> [WORK INSTRUCTIONS] Set down the records once more, please, exactly and with the pictures left out.

> [MATERIAL]
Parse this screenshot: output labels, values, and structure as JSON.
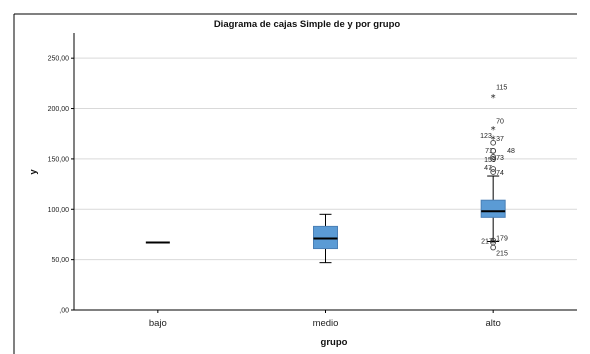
{
  "chart_data": {
    "type": "boxplot",
    "title": "Diagrama de cajas Simple de y por grupo",
    "xlabel": "grupo",
    "ylabel": "y",
    "ylim": [
      0,
      275
    ],
    "yticks": [
      {
        "value": 0,
        "label": ",00"
      },
      {
        "value": 50,
        "label": "50,00"
      },
      {
        "value": 100,
        "label": "100,00"
      },
      {
        "value": 150,
        "label": "150,00"
      },
      {
        "value": 200,
        "label": "200,00"
      },
      {
        "value": 250,
        "label": "250,00"
      }
    ],
    "grid": "horizontal",
    "colors": {
      "box": "#5b9bd5",
      "box_edge": "#4a7fb5",
      "median": "#000000"
    },
    "groups": [
      {
        "category": "bajo",
        "min": 67,
        "q1": 67,
        "median": 67,
        "q3": 67,
        "max": 67,
        "outliers": []
      },
      {
        "category": "medio",
        "min": 47,
        "q1": 61,
        "median": 71,
        "q3": 83,
        "max": 95,
        "outliers": []
      },
      {
        "category": "alto",
        "min": 68,
        "q1": 92,
        "median": 98,
        "q3": 109,
        "max": 133,
        "outliers": [
          {
            "y": 211,
            "marker": "extreme",
            "label": "115"
          },
          {
            "y": 179,
            "marker": "extreme",
            "label": "70"
          },
          {
            "y": 170,
            "marker": "extreme",
            "label": "123"
          },
          {
            "y": 166,
            "marker": "circle",
            "label": "37"
          },
          {
            "y": 158,
            "marker": "circle",
            "label": "71"
          },
          {
            "y": 158,
            "marker": "circle",
            "label": "48"
          },
          {
            "y": 152,
            "marker": "circle",
            "label": "73"
          },
          {
            "y": 150,
            "marker": "circle",
            "label": "159"
          },
          {
            "y": 140,
            "marker": "circle",
            "label": "47"
          },
          {
            "y": 137,
            "marker": "circle",
            "label": "74"
          },
          {
            "y": 69,
            "marker": "circle",
            "label": "179"
          },
          {
            "y": 67,
            "marker": "circle",
            "label": "217"
          },
          {
            "y": 62,
            "marker": "circle",
            "label": "215"
          }
        ]
      }
    ]
  }
}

> [TASK SOLUTION]
Parse this screenshot: output labels, values, and structure as JSON.
{
  "chart_data": {
    "type": "boxplot",
    "title": "Diagrama de cajas Simple de y por grupo",
    "xlabel": "grupo",
    "ylabel": "y",
    "ylim": [
      0,
      275
    ],
    "yticks": [
      {
        "value": 0,
        "label": ",00"
      },
      {
        "value": 50,
        "label": "50,00"
      },
      {
        "value": 100,
        "label": "100,00"
      },
      {
        "value": 150,
        "label": "150,00"
      },
      {
        "value": 200,
        "label": "200,00"
      },
      {
        "value": 250,
        "label": "250,00"
      }
    ],
    "grid": "horizontal",
    "colors": {
      "box": "#5b9bd5",
      "box_edge": "#4a7fb5",
      "median": "#000000"
    },
    "groups": [
      {
        "category": "bajo",
        "min": 67,
        "q1": 67,
        "median": 67,
        "q3": 67,
        "max": 67,
        "outliers": []
      },
      {
        "category": "medio",
        "min": 47,
        "q1": 61,
        "median": 71,
        "q3": 83,
        "max": 95,
        "outliers": []
      },
      {
        "category": "alto",
        "min": 68,
        "q1": 92,
        "median": 98,
        "q3": 109,
        "max": 133,
        "outliers": [
          {
            "y": 211,
            "marker": "extreme",
            "label": "115"
          },
          {
            "y": 179,
            "marker": "extreme",
            "label": "70"
          },
          {
            "y": 170,
            "marker": "extreme",
            "label": "123"
          },
          {
            "y": 166,
            "marker": "circle",
            "label": "37"
          },
          {
            "y": 158,
            "marker": "circle",
            "label": "71"
          },
          {
            "y": 158,
            "marker": "circle",
            "label": "48"
          },
          {
            "y": 152,
            "marker": "circle",
            "label": "73"
          },
          {
            "y": 150,
            "marker": "circle",
            "label": "159"
          },
          {
            "y": 140,
            "marker": "circle",
            "label": "47"
          },
          {
            "y": 137,
            "marker": "circle",
            "label": "74"
          },
          {
            "y": 69,
            "marker": "circle",
            "label": "179"
          },
          {
            "y": 67,
            "marker": "circle",
            "label": "217"
          },
          {
            "y": 62,
            "marker": "circle",
            "label": "215"
          }
        ]
      }
    ]
  }
}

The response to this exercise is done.